Data records:
## Start

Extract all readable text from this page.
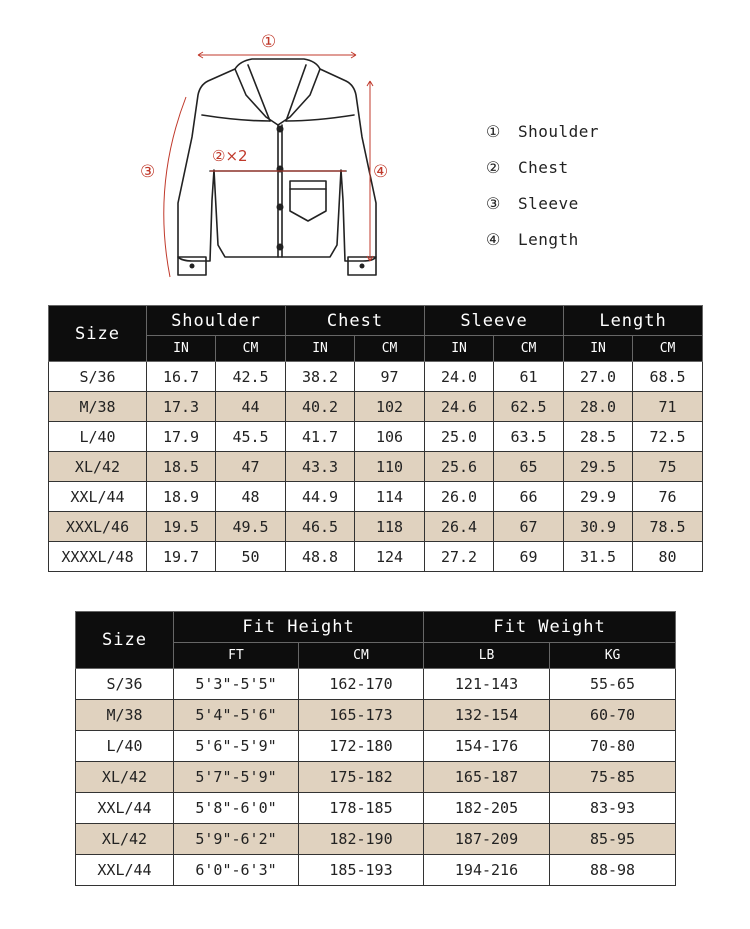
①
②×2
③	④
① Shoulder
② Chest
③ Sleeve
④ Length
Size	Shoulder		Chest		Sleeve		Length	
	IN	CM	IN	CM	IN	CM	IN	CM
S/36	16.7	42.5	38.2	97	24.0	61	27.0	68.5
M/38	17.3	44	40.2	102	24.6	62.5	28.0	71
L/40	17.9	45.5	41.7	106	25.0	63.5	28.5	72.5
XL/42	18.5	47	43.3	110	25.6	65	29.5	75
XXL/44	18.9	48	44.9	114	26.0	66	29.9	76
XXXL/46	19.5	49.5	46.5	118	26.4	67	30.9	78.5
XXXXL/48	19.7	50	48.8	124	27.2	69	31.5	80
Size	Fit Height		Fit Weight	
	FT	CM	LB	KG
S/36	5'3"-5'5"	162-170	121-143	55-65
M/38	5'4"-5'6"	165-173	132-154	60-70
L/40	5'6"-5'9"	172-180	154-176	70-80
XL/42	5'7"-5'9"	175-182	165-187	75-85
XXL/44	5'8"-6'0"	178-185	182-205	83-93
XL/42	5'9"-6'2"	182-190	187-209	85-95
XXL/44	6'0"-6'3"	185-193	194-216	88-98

## End

INSTRUCTION
All of the records need repeating exactly, except for the pictures.

EXERCISE OUTPUT
Extract all readable text from this page.
①
②×2
③	④
① Shoulder
② Chest
③ Sleeve
④ Length
Size	Shoulder		Chest		Sleeve		Length	
	IN	CM	IN	CM	IN	CM	IN	CM
S/36	16.7	42.5	38.2	97	24.0	61	27.0	68.5
M/38	17.3	44	40.2	102	24.6	62.5	28.0	71
L/40	17.9	45.5	41.7	106	25.0	63.5	28.5	72.5
XL/42	18.5	47	43.3	110	25.6	65	29.5	75
XXL/44	18.9	48	44.9	114	26.0	66	29.9	76
XXXL/46	19.5	49.5	46.5	118	26.4	67	30.9	78.5
XXXXL/48	19.7	50	48.8	124	27.2	69	31.5	80
Size	Fit Height		Fit Weight	
	FT	CM	LB	KG
S/36	5'3"-5'5"	162-170	121-143	55-65
M/38	5'4"-5'6"	165-173	132-154	60-70
L/40	5'6"-5'9"	172-180	154-176	70-80
XL/42	5'7"-5'9"	175-182	165-187	75-85
XXL/44	5'8"-6'0"	178-185	182-205	83-93
XL/42	5'9"-6'2"	182-190	187-209	85-95
XXL/44	6'0"-6'3"	185-193	194-216	88-98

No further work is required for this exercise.